* _To do_
Which lines hold the string "rows"? Copy every one of them.
---------- Material to process ----------
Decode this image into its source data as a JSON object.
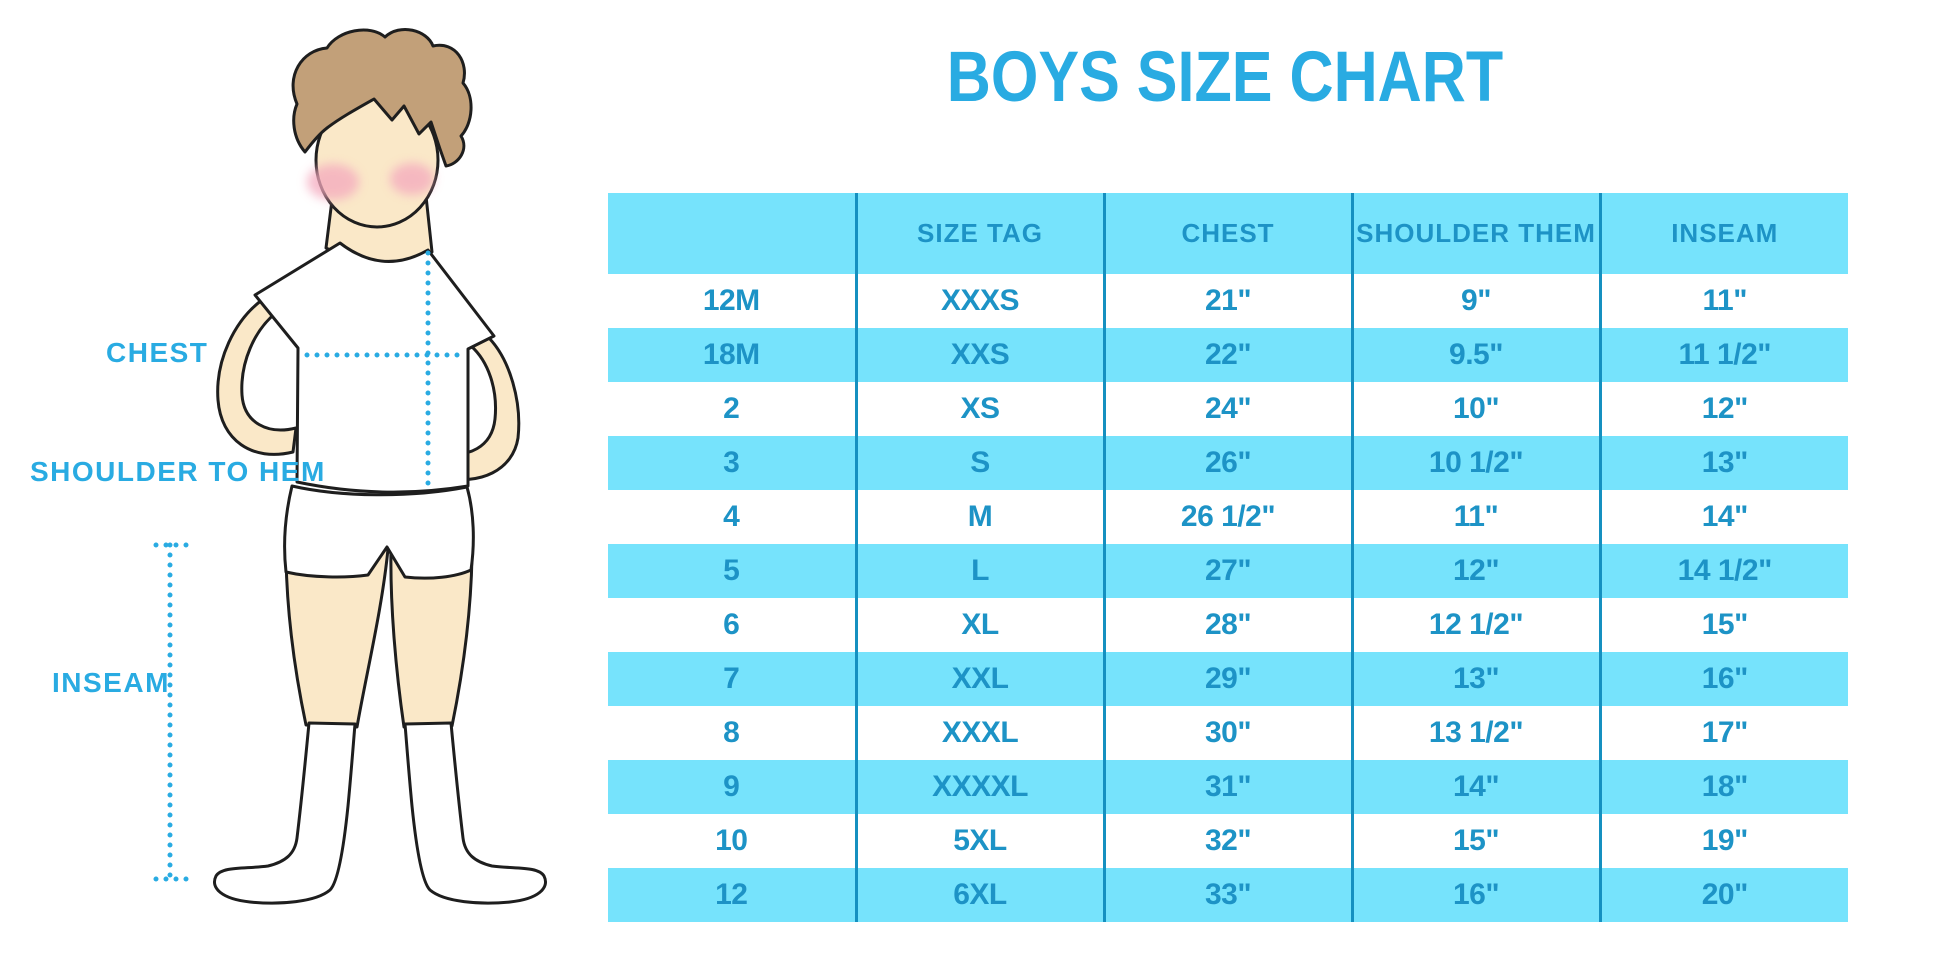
{
  "title": "BOYS SIZE CHART",
  "figure": {
    "labels": {
      "chest": "CHEST",
      "shoulder_to_hem": "SHOULDER TO HEM",
      "inseam": "INSEAM"
    }
  },
  "chart_data": {
    "type": "table",
    "title": "BOYS SIZE CHART",
    "columns": [
      "",
      "SIZE TAG",
      "CHEST",
      "SHOULDER THEM",
      "INSEAM"
    ],
    "rows": [
      [
        "12M",
        "XXXS",
        "21\"",
        "9\"",
        "11\""
      ],
      [
        "18M",
        "XXS",
        "22\"",
        "9.5\"",
        "11 1/2\""
      ],
      [
        "2",
        "XS",
        "24\"",
        "10\"",
        "12\""
      ],
      [
        "3",
        "S",
        "26\"",
        "10 1/2\"",
        "13\""
      ],
      [
        "4",
        "M",
        "26 1/2\"",
        "11\"",
        "14\""
      ],
      [
        "5",
        "L",
        "27\"",
        "12\"",
        "14 1/2\""
      ],
      [
        "6",
        "XL",
        "28\"",
        "12 1/2\"",
        "15\""
      ],
      [
        "7",
        "XXL",
        "29\"",
        "13\"",
        "16\""
      ],
      [
        "8",
        "XXXL",
        "30\"",
        "13 1/2\"",
        "17\""
      ],
      [
        "9",
        "XXXXL",
        "31\"",
        "14\"",
        "18\""
      ],
      [
        "10",
        "5XL",
        "32\"",
        "15\"",
        "19\""
      ],
      [
        "12",
        "6XL",
        "33\"",
        "16\"",
        "20\""
      ]
    ],
    "layout_hints": {
      "header_fill": true,
      "row_striping": "alternate rows highlighted starting with 18M",
      "column_separators": true
    }
  },
  "colors": {
    "accent_blue": "#29ABE2",
    "stripe_cyan": "#76E3FC",
    "table_text_blue": "#1D93C6",
    "separator_blue": "#1590C0",
    "skin": "#FAE8C8",
    "hair_brown": "#C2A079",
    "blush_pink": "#F4A9BE",
    "outline": "#1E1E1E"
  }
}
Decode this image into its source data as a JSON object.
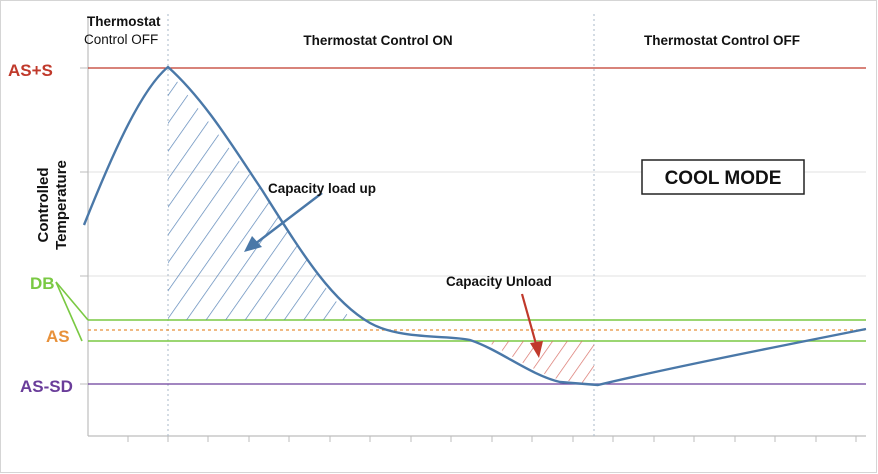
{
  "zones": {
    "left_line1": "Thermostat",
    "left_line2": "Control OFF",
    "middle": "Thermostat Control ON",
    "right": "Thermostat Control OFF"
  },
  "levels": {
    "as_plus_s": "AS+S",
    "db": "DB",
    "as": "AS",
    "as_minus_sd": "AS-SD"
  },
  "y_axis": {
    "line1": "Controlled",
    "line2": "Temperature"
  },
  "annotations": {
    "capacity_load_up": "Capacity load up",
    "capacity_unload": "Capacity Unload"
  },
  "mode_box": "COOL MODE",
  "colors": {
    "curve": "#4a78a8",
    "hatch_blue": "#5b86b8",
    "hatch_red": "#d9726a",
    "as_plus_s": "#c0392b",
    "db": "#7ac943",
    "as": "#e8913a",
    "as_minus_sd": "#6a3d9a",
    "arrow_red": "#c0392b",
    "grid": "#c9c9c9"
  }
}
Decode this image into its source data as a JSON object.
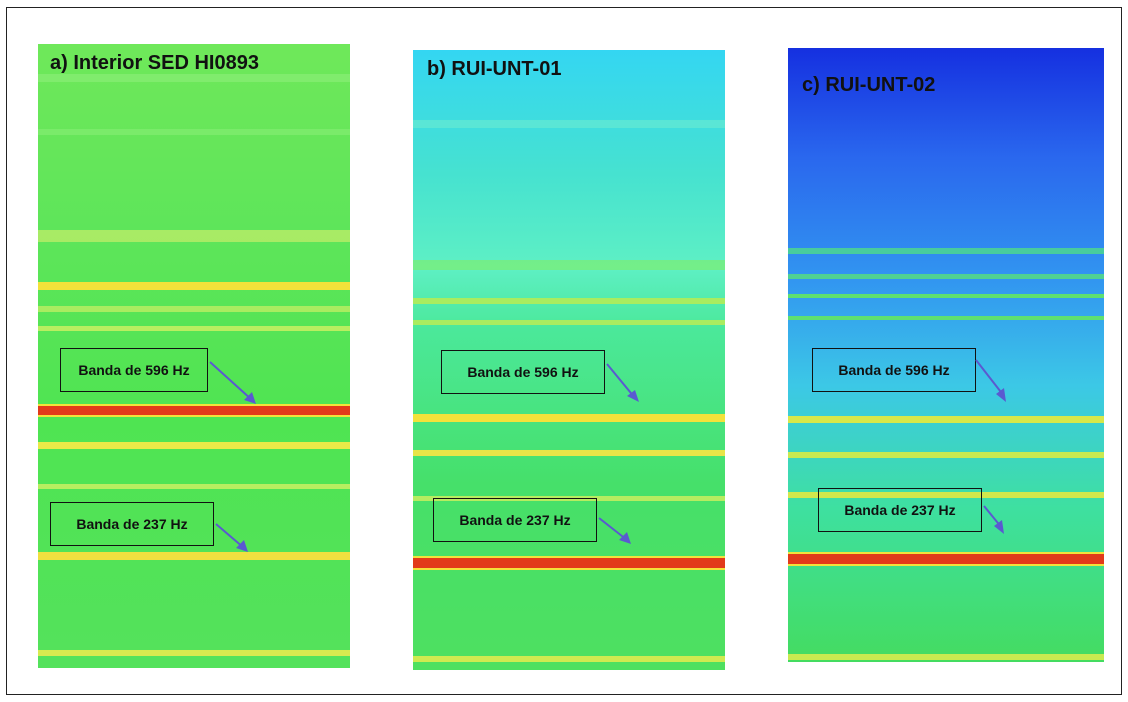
{
  "panels": [
    {
      "title": "a) Interior SED HI0893",
      "labels": [
        "Banda de 596 Hz",
        "Banda de 237 Hz"
      ],
      "palette": {
        "top": "#6ee86a",
        "mid": "#4fe84f",
        "bottom": "#52e45a"
      }
    },
    {
      "title": "b) RUI-UNT-01",
      "labels": [
        "Banda de 596 Hz",
        "Banda de 237 Hz"
      ],
      "palette": {
        "top": "#35d8f0",
        "mid": "#52e4a0",
        "bottom": "#48e060"
      }
    },
    {
      "title": "c) RUI-UNT-02",
      "labels": [
        "Banda de 596 Hz",
        "Banda de 237 Hz"
      ],
      "palette": {
        "top": "#1a3ee6",
        "mid": "#2f8ff0",
        "bottom": "#3fd96a"
      }
    }
  ],
  "colors": {
    "hot_band": "#e23a1a",
    "warm_band": "#f3e23a",
    "arrow": "#5a5ad0"
  }
}
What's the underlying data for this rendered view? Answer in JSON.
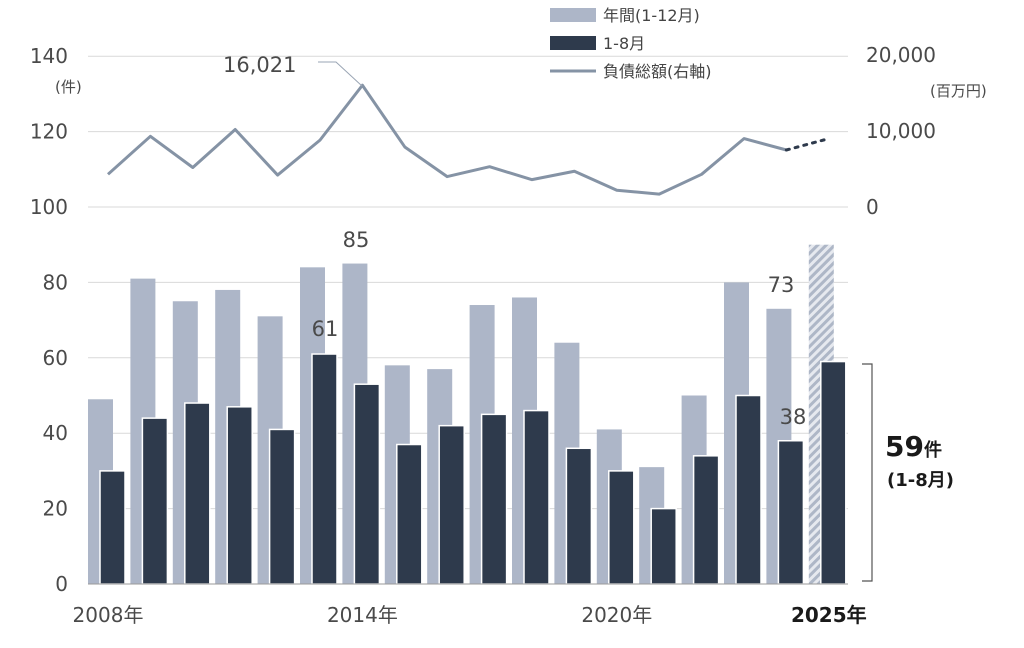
{
  "chart_data": {
    "type": "bar",
    "years": [
      2008,
      2009,
      2010,
      2011,
      2012,
      2013,
      2014,
      2015,
      2016,
      2017,
      2018,
      2019,
      2020,
      2021,
      2022,
      2023,
      2024,
      2025
    ],
    "series": [
      {
        "name": "年間(1-12月)",
        "type": "bar",
        "color": "#adb6c8",
        "values": [
          49,
          81,
          75,
          78,
          71,
          84,
          85,
          58,
          57,
          74,
          76,
          64,
          41,
          31,
          50,
          80,
          73,
          null
        ]
      },
      {
        "name": "1-8月",
        "type": "bar",
        "color": "#2e3a4c",
        "values": [
          30,
          44,
          48,
          47,
          41,
          61,
          53,
          37,
          42,
          45,
          46,
          36,
          30,
          20,
          34,
          50,
          38,
          59
        ]
      },
      {
        "name": "負債総額(右軸)",
        "type": "line",
        "axis": "right",
        "color": "#8593a5",
        "values": [
          4300,
          9300,
          5200,
          10200,
          4200,
          8800,
          16021,
          7900,
          4000,
          5300,
          3600,
          4700,
          2200,
          1700,
          4300,
          9000,
          7500,
          null
        ]
      }
    ],
    "projection_2025": {
      "annual_bar_estimate": 90,
      "line_dotted_end": 9000
    },
    "left_axis": {
      "min": 0,
      "max": 140,
      "ticks": [
        "0",
        "20",
        "40",
        "60",
        "80",
        "100",
        "120",
        "140"
      ],
      "unit": "(件)"
    },
    "right_axis": {
      "min": 0,
      "max": 20000,
      "ticks": [
        "0",
        "10,000",
        "20,000"
      ],
      "unit": "(百万円)"
    },
    "x_tick_labels": [
      {
        "year": 2008,
        "text": "2008年"
      },
      {
        "year": 2014,
        "text": "2014年"
      },
      {
        "year": 2020,
        "text": "2020年"
      },
      {
        "year": 2025,
        "text": "2025年",
        "bold": true
      }
    ],
    "annotations": {
      "peak_line": "16,021",
      "bar_2014_total": "85",
      "bar_2013_jan_aug": "61",
      "bar_2024_total": "73",
      "bar_2024_jan_aug": "38",
      "callout_value": "59",
      "callout_unit": "件",
      "callout_period": "(1-8月)"
    },
    "legend": [
      "年間(1-12月)",
      "1-8月",
      "負債総額(右軸)"
    ],
    "legend_position": "top-right",
    "grid": true
  }
}
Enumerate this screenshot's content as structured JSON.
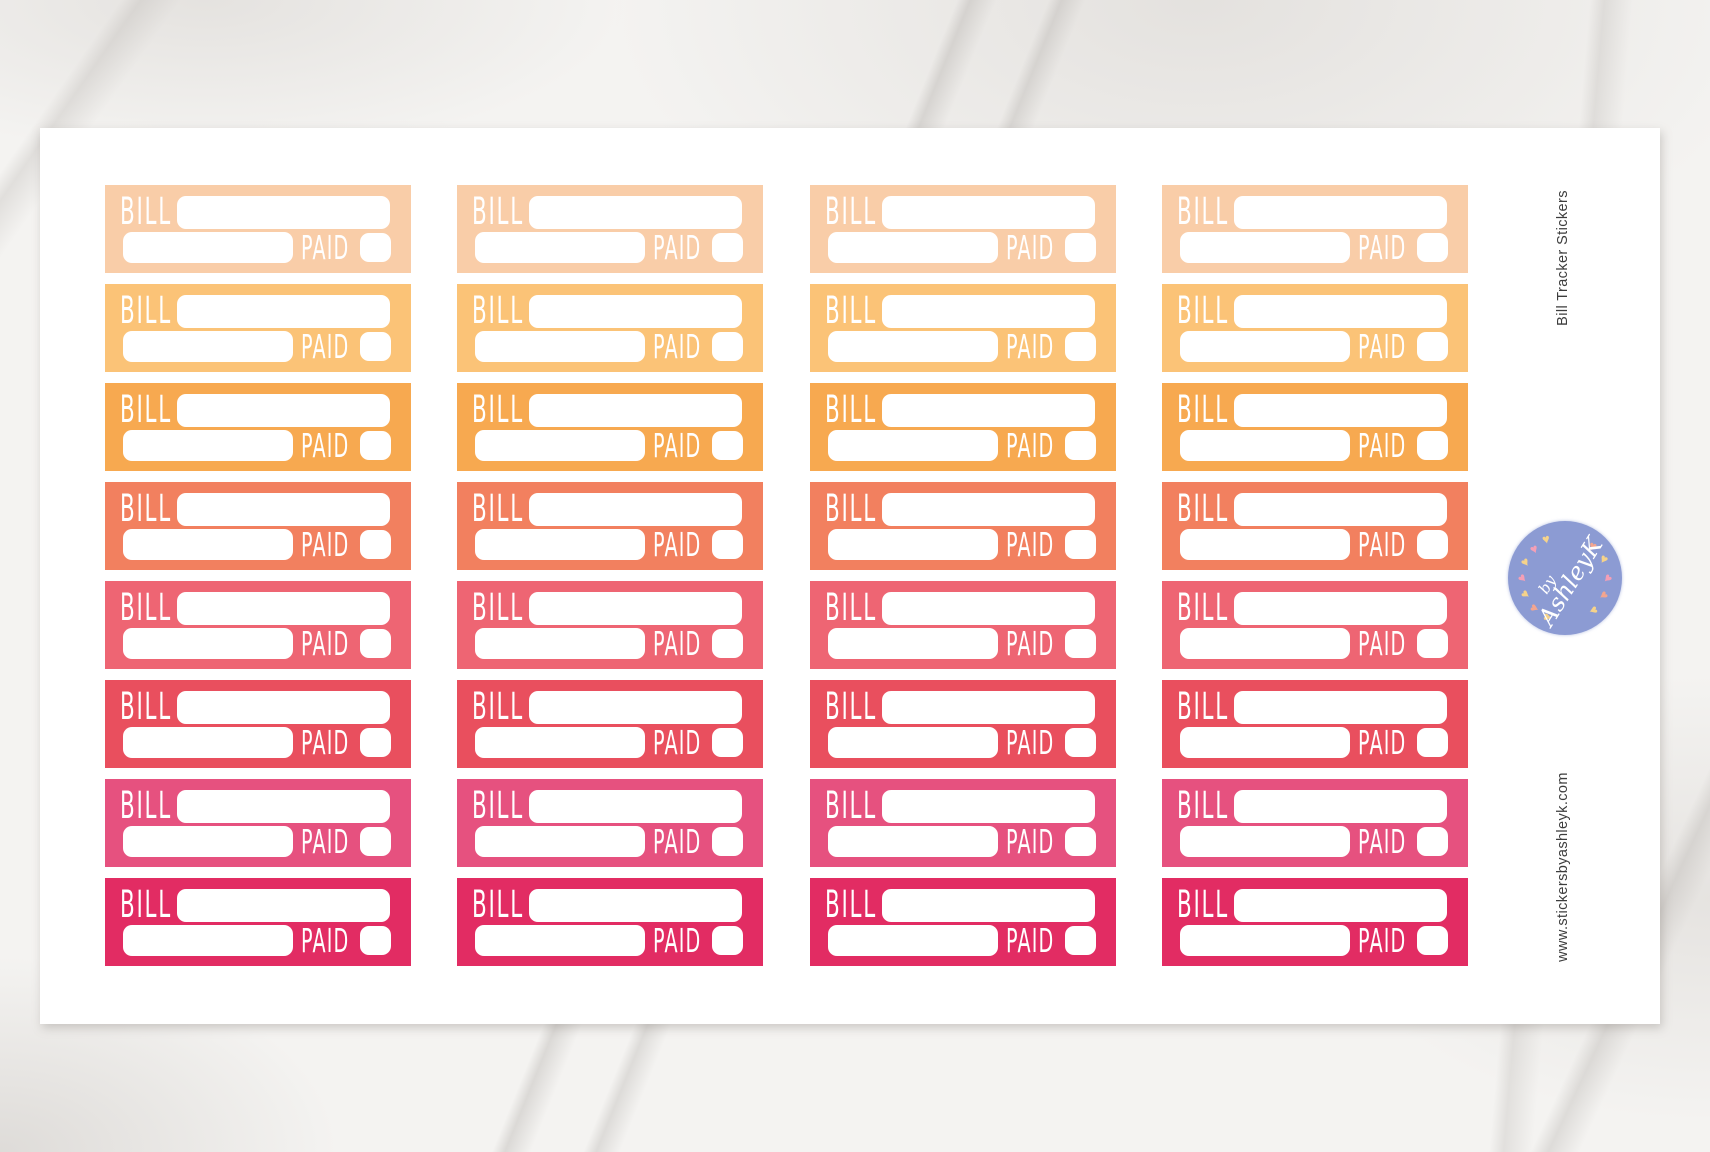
----------
* _Task output_
    "rows": [
      "row_striping": "alternate rows highlighted starting with 18M",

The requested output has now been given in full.